Pick out every line holding the string "xlabel" and copy it.

-- Begin Entries provided --

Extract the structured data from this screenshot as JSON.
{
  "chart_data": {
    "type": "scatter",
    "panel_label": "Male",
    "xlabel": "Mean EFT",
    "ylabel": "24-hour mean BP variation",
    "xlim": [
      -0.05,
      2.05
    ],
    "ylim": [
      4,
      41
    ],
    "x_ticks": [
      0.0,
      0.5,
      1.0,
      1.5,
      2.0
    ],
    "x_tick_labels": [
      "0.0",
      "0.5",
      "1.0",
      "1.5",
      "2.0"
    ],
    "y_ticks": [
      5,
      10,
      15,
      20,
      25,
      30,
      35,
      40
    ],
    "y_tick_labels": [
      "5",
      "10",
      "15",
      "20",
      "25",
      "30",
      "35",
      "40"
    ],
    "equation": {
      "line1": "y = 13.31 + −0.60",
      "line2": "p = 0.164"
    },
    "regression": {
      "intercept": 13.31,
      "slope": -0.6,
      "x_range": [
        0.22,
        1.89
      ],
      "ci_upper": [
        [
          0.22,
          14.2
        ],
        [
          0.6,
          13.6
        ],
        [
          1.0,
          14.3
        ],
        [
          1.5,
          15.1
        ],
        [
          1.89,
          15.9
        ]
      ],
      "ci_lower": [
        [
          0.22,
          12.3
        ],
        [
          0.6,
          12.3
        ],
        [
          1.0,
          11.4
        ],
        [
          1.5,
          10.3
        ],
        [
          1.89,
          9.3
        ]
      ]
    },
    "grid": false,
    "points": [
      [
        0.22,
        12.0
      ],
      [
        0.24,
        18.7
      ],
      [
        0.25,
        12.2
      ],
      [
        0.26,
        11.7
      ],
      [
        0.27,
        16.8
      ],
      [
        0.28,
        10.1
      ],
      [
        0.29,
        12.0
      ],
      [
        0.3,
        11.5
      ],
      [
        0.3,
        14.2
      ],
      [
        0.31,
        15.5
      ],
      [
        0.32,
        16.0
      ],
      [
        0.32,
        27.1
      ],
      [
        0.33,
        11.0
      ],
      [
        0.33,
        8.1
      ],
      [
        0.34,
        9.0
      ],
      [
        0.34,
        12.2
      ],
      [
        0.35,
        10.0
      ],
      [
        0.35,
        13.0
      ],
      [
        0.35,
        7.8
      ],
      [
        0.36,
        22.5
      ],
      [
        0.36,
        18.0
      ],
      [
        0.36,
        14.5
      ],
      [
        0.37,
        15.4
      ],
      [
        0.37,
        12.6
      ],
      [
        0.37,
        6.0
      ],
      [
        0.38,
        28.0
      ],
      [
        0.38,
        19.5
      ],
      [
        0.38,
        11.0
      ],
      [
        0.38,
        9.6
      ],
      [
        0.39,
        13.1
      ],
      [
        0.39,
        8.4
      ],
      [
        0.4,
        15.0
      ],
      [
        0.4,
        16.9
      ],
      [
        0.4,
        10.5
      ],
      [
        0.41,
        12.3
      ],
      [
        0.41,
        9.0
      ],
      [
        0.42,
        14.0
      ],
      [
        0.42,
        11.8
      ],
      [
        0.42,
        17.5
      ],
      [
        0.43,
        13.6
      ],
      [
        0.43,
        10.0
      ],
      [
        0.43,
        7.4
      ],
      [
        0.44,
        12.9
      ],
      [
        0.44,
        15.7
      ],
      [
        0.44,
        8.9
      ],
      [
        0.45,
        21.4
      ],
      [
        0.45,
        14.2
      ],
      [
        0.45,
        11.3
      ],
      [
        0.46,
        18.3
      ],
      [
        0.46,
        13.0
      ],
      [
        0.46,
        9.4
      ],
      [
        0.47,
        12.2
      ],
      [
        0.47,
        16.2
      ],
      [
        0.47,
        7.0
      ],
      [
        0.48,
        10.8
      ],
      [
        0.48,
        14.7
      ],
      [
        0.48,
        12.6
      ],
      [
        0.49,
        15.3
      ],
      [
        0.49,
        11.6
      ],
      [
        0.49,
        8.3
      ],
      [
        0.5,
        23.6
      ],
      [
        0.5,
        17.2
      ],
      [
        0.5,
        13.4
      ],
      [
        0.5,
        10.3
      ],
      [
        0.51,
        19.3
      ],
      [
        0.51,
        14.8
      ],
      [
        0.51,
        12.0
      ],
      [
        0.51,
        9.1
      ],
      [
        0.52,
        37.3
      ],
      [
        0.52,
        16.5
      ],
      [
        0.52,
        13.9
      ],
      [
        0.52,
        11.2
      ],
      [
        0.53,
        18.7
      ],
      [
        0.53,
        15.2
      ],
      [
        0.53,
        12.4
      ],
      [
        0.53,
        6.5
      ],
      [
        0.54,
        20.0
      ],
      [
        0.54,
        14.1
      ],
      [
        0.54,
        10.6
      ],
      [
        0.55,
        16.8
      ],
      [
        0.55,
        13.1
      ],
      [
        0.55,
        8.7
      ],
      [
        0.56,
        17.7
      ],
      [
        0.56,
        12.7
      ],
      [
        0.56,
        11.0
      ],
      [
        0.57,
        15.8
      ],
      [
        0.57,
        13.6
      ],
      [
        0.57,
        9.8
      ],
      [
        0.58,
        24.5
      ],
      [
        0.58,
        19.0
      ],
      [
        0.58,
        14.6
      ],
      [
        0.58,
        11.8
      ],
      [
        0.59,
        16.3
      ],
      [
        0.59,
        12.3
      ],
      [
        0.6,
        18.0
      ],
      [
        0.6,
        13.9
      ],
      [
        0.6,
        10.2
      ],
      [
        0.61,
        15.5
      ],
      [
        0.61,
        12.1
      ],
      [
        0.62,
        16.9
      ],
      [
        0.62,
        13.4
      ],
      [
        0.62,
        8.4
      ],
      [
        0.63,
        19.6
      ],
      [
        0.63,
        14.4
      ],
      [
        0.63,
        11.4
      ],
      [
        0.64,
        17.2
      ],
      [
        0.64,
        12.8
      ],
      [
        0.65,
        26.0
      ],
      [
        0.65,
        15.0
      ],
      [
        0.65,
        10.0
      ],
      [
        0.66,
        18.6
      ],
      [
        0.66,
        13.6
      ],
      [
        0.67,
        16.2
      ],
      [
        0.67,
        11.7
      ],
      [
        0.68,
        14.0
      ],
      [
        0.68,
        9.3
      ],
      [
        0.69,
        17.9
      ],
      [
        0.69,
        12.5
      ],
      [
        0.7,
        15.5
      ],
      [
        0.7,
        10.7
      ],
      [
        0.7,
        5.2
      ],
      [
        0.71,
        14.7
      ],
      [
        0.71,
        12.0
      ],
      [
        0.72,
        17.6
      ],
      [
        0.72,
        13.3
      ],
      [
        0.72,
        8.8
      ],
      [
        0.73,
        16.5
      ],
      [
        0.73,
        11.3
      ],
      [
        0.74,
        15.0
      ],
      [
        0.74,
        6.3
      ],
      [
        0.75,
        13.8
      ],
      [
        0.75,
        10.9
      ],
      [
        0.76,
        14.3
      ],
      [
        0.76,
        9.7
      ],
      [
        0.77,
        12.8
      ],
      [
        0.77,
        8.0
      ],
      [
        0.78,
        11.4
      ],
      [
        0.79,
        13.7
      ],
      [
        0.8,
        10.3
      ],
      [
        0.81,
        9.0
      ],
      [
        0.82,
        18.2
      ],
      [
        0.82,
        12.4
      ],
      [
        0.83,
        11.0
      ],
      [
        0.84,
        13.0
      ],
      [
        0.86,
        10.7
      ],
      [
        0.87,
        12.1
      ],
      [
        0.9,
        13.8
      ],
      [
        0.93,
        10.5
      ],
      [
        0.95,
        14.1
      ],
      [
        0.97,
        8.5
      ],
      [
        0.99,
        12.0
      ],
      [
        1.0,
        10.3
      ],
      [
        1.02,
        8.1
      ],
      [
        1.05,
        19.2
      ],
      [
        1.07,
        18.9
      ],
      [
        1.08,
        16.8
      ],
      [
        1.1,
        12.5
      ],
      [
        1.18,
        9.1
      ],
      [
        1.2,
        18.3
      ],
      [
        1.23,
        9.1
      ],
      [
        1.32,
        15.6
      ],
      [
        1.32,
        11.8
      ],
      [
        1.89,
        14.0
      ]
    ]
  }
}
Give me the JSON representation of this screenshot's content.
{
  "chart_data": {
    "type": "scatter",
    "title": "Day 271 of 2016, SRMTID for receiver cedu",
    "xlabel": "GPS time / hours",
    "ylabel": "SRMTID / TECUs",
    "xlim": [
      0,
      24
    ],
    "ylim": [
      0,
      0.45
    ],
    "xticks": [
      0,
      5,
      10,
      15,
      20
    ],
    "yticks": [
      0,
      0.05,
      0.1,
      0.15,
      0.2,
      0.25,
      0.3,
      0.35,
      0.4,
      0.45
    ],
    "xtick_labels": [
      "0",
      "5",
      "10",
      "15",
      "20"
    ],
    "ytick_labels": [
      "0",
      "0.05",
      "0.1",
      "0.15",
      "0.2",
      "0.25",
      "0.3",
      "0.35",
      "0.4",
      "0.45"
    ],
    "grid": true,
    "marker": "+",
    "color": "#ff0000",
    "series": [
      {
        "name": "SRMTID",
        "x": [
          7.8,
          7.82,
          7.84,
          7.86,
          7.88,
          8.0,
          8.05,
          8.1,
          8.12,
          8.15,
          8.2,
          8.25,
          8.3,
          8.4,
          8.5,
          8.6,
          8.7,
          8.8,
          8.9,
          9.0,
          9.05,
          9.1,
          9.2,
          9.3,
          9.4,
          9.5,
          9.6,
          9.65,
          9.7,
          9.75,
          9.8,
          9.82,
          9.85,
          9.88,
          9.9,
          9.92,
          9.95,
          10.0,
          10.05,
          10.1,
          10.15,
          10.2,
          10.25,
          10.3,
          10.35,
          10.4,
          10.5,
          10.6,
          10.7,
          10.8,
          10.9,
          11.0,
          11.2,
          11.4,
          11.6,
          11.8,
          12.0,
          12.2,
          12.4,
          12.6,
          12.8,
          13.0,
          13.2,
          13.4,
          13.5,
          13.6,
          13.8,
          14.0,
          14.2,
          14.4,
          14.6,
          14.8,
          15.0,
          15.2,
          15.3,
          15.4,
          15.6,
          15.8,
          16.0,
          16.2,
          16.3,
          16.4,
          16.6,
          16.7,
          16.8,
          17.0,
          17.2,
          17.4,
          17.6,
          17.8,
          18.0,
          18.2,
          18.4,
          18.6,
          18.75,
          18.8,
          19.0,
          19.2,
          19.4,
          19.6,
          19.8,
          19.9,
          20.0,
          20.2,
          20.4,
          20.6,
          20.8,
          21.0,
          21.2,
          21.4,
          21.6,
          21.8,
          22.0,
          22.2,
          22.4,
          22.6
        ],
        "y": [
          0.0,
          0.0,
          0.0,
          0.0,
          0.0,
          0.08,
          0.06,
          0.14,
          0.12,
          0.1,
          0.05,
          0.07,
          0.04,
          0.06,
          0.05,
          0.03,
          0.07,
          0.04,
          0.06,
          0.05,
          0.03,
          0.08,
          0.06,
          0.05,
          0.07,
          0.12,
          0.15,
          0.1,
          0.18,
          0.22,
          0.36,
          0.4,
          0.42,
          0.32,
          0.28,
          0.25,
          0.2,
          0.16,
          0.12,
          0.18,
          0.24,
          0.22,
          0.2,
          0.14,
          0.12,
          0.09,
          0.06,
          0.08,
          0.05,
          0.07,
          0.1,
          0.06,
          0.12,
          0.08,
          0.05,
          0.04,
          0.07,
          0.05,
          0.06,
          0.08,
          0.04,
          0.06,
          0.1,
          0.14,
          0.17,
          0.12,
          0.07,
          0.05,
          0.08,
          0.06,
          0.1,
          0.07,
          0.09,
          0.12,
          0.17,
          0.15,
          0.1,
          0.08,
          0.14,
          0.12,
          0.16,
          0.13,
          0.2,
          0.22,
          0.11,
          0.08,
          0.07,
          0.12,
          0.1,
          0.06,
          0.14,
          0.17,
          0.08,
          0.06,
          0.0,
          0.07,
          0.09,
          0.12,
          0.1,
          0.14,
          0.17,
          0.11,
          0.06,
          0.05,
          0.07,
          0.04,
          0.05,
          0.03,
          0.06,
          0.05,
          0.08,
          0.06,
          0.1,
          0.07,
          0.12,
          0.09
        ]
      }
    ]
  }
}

-- End Entries provided --

Reply to the task:
    "xlabel": "Mean EFT",
    "xlabel": "GPS time / hours",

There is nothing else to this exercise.